**Stated task**
The records below must be copied in full; omit the images.

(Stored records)
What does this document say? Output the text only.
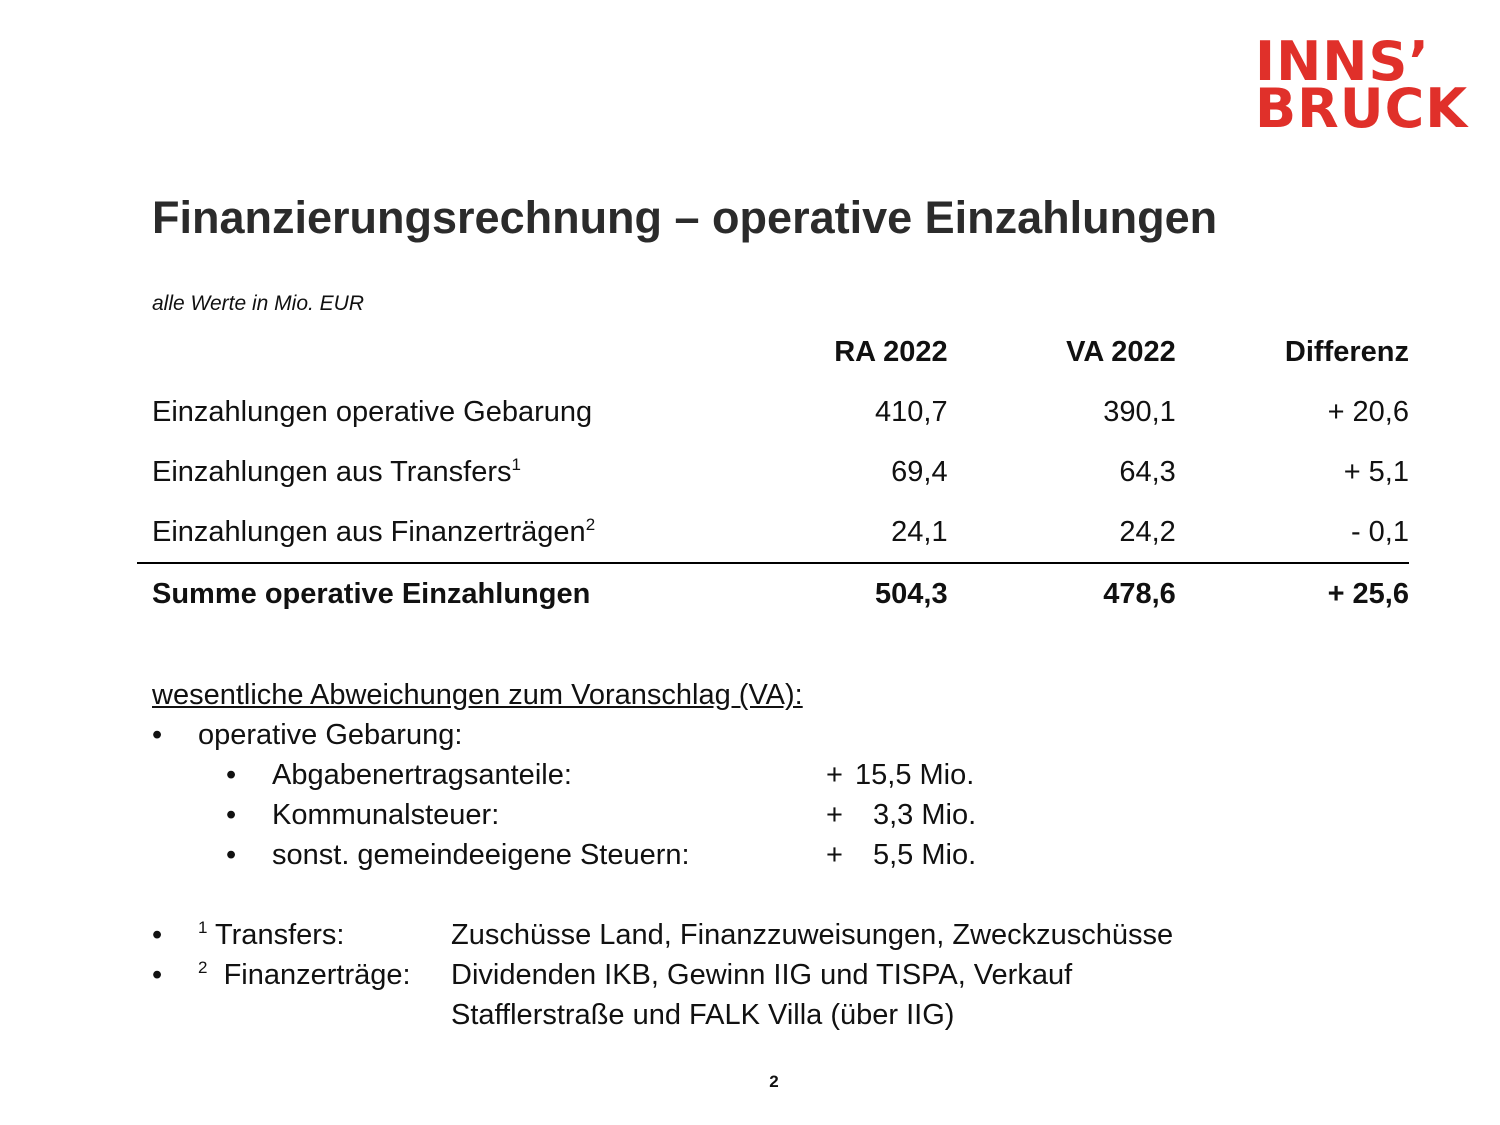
INNS’
BRUCK
Finanzierungsrechnung – operative Einzahlungen
alle Werte in Mio. EUR
	RA 2022	VA 2022	Differenz
Einzahlungen operative Gebarung	410,7	390,1	+ 20,6
Einzahlungen aus Transfers$^1$	69,4	64,3	+ 5,1
Einzahlungen aus Finanzerträgen$^2$	24,1	24,2	- 0,1
Summe operative Einzahlungen	504,3	478,6	+ 25,6
wesentliche Abweichungen zum Voranschlag (VA):
• operative Gebarung:
• Abgabenertragsanteile:	+ 15,5 Mio.
• Kommunalsteuer:	+ 3,3 Mio.
• sonst. gemeindeeigene Steuern:	+ 5,5 Mio.
• $^1$ Transfers:	Zuschüsse Land, Finanzzuweisungen, Zweckzuschüsse
• $^2$ Finanzerträge: Dividenden IKB, Gewinn IIG und TISPA, Verkauf
Stafflerstraße und FALK Villa (über IIG)
2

**Finished exercise**
What does this document say? Output the text only.
INNS’
BRUCK
Finanzierungsrechnung – operative Einzahlungen
alle Werte in Mio. EUR
	RA 2022	VA 2022	Differenz
Einzahlungen operative Gebarung	410,7	390,1	+ 20,6
Einzahlungen aus Transfers$^1$	69,4	64,3	+ 5,1
Einzahlungen aus Finanzerträgen$^2$	24,1	24,2	- 0,1
Summe operative Einzahlungen	504,3	478,6	+ 25,6
wesentliche Abweichungen zum Voranschlag (VA):
• operative Gebarung:
• Abgabenertragsanteile:	+ 15,5 Mio.
• Kommunalsteuer:	+ 3,3 Mio.
• sonst. gemeindeeigene Steuern:	+ 5,5 Mio.
• $^1$ Transfers:	Zuschüsse Land, Finanzzuweisungen, Zweckzuschüsse
• $^2$ Finanzerträge: Dividenden IKB, Gewinn IIG und TISPA, Verkauf
Stafflerstraße und FALK Villa (über IIG)
2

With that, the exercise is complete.